**Problem:** Copy out each line featuring the string "eventuell" from the entries beneath.
++++ Records for processing
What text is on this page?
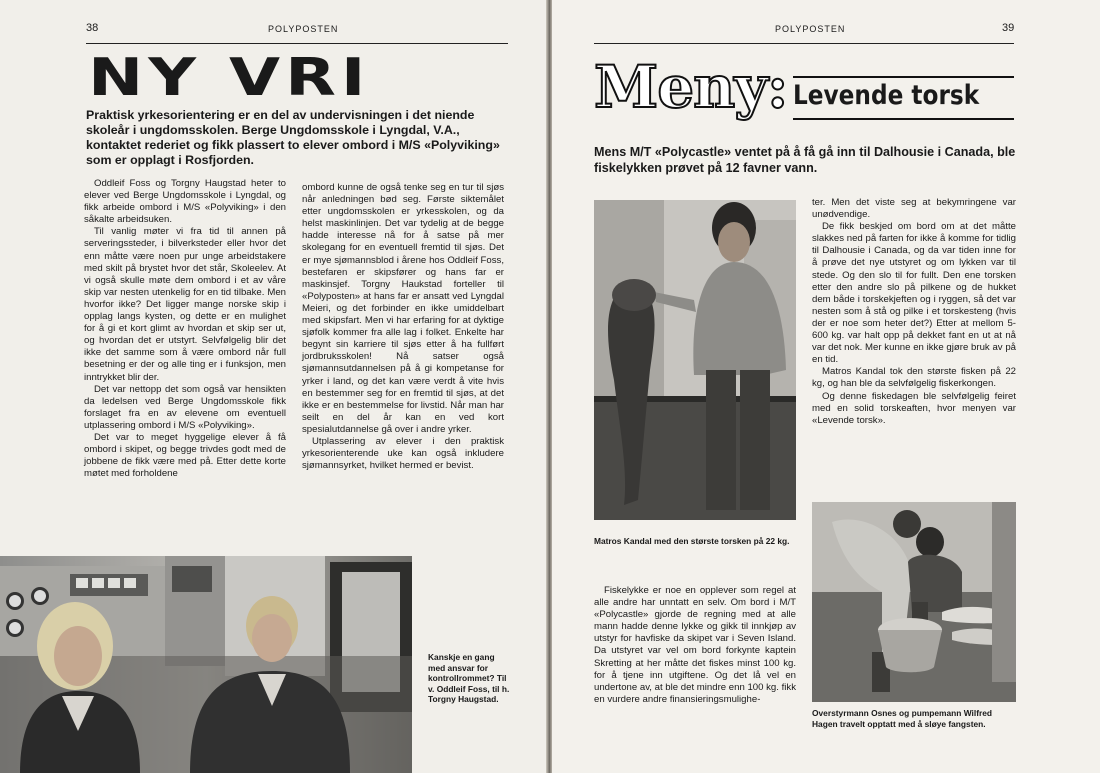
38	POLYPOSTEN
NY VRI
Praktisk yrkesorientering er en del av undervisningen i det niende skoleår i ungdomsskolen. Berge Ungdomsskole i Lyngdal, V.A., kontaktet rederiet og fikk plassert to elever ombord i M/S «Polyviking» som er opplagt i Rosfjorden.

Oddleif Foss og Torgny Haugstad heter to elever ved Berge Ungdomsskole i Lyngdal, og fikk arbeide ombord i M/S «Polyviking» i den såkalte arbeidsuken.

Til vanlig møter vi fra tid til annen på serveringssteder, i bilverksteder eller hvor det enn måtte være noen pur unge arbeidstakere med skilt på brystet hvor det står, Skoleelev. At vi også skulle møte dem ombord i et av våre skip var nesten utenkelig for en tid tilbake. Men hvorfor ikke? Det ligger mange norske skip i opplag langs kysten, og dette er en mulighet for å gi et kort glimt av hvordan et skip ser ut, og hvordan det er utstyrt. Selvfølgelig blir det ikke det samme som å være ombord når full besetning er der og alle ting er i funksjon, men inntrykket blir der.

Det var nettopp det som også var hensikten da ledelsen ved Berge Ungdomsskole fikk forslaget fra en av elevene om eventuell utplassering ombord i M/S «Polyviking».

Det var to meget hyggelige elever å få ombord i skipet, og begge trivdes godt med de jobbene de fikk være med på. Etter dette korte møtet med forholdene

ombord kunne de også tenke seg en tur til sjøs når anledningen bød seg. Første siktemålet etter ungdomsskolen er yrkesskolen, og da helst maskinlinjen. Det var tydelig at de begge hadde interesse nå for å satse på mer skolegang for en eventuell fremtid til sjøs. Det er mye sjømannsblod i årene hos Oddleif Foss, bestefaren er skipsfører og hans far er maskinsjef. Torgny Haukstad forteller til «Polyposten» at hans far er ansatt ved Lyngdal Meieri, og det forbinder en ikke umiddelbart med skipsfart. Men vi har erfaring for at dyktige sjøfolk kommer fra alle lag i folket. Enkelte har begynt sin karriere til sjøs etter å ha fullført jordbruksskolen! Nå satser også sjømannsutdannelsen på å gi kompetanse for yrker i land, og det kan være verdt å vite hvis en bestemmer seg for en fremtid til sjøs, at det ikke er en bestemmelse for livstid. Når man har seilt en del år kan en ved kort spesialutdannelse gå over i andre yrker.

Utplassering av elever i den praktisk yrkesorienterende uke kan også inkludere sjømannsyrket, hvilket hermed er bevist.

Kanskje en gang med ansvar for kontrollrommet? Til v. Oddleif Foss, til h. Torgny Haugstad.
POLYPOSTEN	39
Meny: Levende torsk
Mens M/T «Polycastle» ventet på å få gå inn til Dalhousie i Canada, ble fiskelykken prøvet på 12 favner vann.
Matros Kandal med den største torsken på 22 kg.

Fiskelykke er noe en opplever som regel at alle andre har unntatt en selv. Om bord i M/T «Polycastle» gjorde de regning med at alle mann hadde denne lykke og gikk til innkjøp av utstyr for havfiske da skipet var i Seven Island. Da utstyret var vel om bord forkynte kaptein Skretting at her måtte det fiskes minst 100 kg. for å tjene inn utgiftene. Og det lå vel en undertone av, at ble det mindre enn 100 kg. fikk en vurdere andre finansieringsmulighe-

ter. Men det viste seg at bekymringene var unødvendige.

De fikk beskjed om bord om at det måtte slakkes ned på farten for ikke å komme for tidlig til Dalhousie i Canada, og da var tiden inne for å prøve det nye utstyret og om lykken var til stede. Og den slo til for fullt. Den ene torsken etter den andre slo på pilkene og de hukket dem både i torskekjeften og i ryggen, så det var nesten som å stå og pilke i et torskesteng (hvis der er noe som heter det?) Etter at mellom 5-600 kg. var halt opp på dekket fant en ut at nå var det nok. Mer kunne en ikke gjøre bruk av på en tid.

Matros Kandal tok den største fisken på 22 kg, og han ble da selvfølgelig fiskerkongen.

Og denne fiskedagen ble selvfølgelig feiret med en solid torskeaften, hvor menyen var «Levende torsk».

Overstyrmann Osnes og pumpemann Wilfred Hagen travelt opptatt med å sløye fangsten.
++++++++
++++ Records for processing
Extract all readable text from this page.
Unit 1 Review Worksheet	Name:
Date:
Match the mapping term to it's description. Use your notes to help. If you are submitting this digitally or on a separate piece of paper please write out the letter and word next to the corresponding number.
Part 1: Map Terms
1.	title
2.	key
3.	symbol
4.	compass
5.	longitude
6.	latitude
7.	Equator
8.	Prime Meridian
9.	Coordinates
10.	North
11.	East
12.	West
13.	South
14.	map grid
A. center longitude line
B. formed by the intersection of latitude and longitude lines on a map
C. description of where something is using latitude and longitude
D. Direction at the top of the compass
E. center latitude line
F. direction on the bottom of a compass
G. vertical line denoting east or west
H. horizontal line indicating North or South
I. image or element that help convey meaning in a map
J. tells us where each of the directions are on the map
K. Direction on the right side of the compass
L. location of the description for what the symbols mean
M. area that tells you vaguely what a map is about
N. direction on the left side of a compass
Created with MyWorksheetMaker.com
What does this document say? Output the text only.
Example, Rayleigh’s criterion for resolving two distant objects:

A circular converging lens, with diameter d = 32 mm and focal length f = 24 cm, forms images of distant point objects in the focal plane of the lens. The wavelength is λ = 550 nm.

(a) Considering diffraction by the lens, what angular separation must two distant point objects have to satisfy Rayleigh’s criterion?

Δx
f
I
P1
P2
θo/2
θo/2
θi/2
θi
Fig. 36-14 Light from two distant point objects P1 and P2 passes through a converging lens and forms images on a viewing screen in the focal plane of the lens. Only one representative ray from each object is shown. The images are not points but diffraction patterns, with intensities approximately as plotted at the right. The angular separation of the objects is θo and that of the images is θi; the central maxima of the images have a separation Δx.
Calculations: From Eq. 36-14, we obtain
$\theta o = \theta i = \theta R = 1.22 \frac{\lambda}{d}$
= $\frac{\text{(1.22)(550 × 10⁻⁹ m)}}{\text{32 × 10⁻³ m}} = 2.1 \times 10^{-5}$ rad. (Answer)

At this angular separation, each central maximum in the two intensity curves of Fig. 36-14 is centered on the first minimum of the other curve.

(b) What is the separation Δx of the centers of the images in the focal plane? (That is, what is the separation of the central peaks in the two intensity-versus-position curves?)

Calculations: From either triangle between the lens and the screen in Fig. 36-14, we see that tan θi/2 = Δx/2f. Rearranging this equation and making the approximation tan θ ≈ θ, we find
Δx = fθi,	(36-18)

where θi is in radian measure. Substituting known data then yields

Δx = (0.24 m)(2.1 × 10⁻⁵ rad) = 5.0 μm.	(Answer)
++++++++
**The solution:**
Det var nettopp det som også var hensikten da ledelsen ved Berge Ungdomsskole fikk forslaget fra en av elevene om eventuell utplassering ombord i M/S «Polyviking».
ombord kunne de også tenke seg en tur til sjøs når anledningen bød seg. Første siktemålet etter ungdomsskolen er yrkesskolen, og da helst maskinlinjen. Det var tydelig at de begge hadde interesse nå for å satse på mer skolegang for en eventuell fremtid til sjøs. Det er mye sjømannsblod i årene hos Oddleif Foss, bestefaren er skipsfører og hans far er maskinsjef. Torgny Haukstad forteller til «Polyposten» at hans far er ansatt ved Lyngdal Meieri, og det forbinder en ikke umiddelbart med skipsfart. Men vi har erfaring for at dyktige sjøfolk kommer fra alle lag i folket. Enkelte har begynt sin karriere til sjøs etter å ha fullført jordbruksskolen! Nå satser også sjømannsutdannelsen på å gi kompetanse for yrker i land, og det kan være verdt å vite hvis en bestemmer seg for en fremtid til sjøs, at det ikke er en bestemmelse for livstid. Når man har seilt en del år kan en ved kort spesialutdannelse gå over i andre yrker.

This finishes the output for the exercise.